=== Records to process ===
────────────────────

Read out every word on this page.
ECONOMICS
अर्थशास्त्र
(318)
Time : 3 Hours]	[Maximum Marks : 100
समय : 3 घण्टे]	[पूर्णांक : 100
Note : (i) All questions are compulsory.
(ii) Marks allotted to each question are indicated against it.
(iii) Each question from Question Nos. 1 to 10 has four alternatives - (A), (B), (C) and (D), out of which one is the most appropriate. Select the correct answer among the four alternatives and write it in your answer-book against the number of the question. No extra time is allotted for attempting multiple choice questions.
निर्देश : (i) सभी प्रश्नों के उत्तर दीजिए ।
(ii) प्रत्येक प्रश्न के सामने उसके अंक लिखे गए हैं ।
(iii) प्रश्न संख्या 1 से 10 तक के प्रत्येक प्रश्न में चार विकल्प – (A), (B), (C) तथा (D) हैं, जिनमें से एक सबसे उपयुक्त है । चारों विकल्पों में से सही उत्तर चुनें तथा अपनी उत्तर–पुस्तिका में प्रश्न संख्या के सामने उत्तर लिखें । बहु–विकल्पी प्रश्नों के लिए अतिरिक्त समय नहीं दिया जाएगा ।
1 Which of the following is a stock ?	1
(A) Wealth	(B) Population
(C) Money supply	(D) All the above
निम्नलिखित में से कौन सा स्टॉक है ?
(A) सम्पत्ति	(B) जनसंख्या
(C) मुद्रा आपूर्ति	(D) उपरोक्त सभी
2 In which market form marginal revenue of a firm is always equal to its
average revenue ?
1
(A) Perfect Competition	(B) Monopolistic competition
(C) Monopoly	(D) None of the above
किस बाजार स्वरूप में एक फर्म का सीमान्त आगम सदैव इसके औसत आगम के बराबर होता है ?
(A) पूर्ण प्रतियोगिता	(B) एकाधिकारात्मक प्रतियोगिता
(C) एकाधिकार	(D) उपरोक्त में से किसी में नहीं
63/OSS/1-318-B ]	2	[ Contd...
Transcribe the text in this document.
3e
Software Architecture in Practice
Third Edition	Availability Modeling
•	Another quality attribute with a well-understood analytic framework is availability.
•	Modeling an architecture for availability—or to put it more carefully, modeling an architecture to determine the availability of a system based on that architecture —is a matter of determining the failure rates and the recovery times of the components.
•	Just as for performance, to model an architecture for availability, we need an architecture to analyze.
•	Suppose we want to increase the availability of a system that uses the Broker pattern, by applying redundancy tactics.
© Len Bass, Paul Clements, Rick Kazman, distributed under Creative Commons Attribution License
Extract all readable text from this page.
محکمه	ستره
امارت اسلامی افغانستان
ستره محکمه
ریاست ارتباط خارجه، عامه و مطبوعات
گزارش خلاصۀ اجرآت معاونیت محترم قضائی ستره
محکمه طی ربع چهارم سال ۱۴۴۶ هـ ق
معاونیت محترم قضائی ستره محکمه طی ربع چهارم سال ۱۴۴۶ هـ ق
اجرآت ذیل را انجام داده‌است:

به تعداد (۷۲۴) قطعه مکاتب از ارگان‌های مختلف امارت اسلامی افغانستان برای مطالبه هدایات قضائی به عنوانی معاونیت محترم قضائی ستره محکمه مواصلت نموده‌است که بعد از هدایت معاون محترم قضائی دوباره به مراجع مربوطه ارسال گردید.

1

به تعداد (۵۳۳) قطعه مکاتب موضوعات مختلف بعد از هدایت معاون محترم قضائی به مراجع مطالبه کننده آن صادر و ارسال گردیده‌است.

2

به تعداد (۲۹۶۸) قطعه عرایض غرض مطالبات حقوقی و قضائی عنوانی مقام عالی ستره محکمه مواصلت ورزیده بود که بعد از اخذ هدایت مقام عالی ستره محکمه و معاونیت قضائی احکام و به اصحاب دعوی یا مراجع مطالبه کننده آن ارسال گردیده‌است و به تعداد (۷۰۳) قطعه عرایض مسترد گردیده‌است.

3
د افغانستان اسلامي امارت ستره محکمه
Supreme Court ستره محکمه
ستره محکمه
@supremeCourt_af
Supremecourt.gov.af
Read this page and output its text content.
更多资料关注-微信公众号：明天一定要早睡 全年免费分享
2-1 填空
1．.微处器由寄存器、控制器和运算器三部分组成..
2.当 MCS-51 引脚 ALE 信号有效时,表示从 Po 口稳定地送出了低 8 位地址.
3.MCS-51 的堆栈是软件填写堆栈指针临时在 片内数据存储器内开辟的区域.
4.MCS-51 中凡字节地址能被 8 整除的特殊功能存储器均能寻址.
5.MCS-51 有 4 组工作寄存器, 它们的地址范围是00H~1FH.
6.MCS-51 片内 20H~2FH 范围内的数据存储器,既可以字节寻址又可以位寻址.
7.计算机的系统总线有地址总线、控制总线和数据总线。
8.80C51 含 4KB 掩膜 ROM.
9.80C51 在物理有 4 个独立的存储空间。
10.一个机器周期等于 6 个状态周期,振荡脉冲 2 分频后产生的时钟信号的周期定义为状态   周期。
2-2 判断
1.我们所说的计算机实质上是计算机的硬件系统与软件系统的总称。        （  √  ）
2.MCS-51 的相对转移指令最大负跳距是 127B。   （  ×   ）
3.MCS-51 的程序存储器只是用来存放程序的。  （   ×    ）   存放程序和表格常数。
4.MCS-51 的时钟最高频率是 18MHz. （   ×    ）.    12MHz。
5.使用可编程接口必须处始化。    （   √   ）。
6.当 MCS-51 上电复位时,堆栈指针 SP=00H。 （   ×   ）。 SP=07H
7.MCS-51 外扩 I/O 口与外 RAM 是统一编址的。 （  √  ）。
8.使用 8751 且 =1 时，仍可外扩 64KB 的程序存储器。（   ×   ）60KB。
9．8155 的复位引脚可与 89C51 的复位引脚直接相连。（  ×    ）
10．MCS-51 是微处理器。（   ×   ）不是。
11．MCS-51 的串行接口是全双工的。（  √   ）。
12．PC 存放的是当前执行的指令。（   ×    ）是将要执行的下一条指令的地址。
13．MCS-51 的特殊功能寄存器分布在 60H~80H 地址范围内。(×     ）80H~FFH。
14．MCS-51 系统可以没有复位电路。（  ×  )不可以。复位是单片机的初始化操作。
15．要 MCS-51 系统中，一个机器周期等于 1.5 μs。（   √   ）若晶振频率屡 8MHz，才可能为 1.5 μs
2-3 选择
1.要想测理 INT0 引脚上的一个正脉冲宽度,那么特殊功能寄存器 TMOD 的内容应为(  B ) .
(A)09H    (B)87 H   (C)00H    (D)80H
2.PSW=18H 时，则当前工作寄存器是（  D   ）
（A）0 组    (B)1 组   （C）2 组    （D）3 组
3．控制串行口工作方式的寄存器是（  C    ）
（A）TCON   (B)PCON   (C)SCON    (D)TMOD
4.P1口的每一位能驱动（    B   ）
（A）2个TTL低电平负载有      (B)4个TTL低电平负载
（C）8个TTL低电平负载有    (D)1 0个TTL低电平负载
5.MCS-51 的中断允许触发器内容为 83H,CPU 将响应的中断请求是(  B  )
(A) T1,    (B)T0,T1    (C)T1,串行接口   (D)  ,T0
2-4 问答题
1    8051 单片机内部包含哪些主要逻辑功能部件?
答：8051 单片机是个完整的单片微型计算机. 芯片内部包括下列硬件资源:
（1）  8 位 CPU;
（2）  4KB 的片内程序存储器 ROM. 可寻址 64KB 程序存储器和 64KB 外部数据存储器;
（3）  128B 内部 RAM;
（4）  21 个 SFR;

────────────────────

=== Work to be completed ===
Extract every line of the records above that contains the word "گردیده".

=== Solution to the exercise ===
به تعداد (۵۳۳) قطعه مکاتب موضوعات مختلف بعد از هدایت معاون محترم قضائی به مراجع مطالبه کننده آن صادر و ارسال گردیده‌است.
به تعداد (۲۹۶۸) قطعه عرایض غرض مطالبات حقوقی و قضائی عنوانی مقام عالی ستره محکمه مواصلت ورزیده بود که بعد از اخذ هدایت مقام عالی ستره محکمه و معاونیت قضائی احکام و به اصحاب دعوی یا مراجع مطالبه کننده آن ارسال گردیده‌است و به تعداد (۷۰۳) قطعه عرایض مسترد گردیده‌است.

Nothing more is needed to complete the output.